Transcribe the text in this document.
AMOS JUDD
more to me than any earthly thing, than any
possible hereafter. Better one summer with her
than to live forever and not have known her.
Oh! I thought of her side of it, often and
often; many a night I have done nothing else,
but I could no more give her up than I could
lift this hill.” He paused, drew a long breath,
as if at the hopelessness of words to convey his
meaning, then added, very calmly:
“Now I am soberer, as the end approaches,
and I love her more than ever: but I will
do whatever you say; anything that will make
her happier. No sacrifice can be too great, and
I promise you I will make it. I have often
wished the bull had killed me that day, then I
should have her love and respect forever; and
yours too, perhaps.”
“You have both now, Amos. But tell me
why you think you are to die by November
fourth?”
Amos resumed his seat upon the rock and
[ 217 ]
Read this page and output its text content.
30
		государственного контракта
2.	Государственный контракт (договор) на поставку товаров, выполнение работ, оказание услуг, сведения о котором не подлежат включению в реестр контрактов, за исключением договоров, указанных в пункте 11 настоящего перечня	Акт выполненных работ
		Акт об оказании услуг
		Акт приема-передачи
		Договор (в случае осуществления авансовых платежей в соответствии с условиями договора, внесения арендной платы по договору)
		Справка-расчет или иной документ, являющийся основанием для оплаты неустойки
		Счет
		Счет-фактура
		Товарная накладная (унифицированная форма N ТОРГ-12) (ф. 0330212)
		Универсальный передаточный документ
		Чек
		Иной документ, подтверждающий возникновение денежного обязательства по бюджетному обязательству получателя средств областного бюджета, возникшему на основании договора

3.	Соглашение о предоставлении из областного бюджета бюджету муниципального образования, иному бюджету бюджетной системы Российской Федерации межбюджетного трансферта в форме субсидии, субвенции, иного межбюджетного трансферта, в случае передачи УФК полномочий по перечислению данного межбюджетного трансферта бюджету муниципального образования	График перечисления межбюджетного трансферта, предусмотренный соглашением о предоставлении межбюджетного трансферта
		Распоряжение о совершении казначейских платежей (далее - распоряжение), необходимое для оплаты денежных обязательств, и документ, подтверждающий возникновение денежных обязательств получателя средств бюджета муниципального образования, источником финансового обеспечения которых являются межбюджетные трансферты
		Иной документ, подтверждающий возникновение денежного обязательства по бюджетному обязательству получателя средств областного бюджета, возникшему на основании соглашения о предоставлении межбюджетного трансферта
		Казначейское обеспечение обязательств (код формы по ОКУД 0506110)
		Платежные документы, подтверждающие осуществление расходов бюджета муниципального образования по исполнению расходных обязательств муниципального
★ ★ ★ ★ ★
§ **Task requirements**
Go through the listing above and locate each line that holds the word "have". Copy those lines.

§ **Solution for this task**
than to live forever and not have known her.
often; many a night I have done nothing else,
I promise you I will make it. I have often
should have her love and respect forever; and
“You have both now, Amos. But tell me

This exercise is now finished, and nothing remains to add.